***** The records *****
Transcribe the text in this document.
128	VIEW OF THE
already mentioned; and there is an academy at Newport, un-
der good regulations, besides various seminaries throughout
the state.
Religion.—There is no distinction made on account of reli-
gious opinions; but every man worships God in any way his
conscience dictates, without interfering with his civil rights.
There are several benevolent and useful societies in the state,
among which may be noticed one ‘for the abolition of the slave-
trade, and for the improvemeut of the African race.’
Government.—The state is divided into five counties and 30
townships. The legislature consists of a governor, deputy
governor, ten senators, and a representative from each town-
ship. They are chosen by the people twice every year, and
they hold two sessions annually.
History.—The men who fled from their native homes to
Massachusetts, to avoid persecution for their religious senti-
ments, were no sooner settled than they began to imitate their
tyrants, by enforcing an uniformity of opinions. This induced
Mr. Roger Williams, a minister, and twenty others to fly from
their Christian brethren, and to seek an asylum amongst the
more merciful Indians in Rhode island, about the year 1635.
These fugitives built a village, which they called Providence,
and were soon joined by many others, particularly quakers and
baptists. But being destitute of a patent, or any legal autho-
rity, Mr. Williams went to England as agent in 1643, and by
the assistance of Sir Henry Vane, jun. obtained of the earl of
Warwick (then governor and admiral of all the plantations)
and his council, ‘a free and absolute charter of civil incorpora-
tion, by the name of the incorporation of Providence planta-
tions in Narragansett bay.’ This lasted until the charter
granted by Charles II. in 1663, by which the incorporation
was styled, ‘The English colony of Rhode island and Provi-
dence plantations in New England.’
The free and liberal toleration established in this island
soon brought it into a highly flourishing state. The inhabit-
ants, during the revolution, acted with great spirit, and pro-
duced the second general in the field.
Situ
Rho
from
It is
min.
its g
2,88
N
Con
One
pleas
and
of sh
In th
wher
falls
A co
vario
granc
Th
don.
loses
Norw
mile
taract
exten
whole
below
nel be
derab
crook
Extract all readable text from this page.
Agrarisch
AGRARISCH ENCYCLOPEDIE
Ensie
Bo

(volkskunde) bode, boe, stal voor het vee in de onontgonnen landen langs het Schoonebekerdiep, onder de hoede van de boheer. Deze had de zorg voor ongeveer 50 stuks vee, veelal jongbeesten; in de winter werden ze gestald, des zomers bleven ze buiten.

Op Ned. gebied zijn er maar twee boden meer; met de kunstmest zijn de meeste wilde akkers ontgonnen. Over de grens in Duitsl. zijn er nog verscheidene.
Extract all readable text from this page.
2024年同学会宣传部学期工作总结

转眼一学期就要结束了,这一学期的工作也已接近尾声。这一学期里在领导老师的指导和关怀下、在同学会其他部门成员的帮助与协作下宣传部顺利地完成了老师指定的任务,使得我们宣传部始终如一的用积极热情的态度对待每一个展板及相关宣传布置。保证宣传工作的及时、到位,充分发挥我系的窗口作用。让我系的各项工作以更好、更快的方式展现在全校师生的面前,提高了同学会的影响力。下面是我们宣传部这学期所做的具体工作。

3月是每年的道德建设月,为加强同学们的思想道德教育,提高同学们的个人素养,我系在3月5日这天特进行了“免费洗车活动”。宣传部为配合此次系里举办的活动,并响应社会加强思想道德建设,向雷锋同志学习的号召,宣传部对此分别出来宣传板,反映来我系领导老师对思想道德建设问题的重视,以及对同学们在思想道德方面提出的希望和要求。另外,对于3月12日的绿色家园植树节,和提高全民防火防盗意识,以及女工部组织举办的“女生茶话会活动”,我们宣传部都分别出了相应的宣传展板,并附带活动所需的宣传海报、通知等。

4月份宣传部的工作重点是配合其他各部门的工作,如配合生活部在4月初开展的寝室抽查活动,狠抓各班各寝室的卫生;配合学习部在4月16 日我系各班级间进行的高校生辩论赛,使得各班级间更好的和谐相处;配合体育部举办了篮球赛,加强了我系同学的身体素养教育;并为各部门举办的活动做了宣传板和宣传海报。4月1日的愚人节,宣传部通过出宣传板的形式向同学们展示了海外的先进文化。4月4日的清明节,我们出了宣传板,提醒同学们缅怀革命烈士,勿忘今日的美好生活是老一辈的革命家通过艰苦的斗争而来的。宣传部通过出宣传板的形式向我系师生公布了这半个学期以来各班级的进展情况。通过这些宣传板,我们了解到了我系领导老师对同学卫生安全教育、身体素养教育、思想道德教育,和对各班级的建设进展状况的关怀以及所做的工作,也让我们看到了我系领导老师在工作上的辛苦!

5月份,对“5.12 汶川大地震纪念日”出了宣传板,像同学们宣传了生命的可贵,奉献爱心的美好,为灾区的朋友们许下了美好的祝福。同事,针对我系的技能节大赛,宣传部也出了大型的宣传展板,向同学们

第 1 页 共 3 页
*****
Exercise goal - Filter lines by "Williams" and return each hit.

Answer to the problem -
Mr. Roger Williams, a minister, and twenty others to fly from
rity, Mr. Williams went to England as agent in 1643, and by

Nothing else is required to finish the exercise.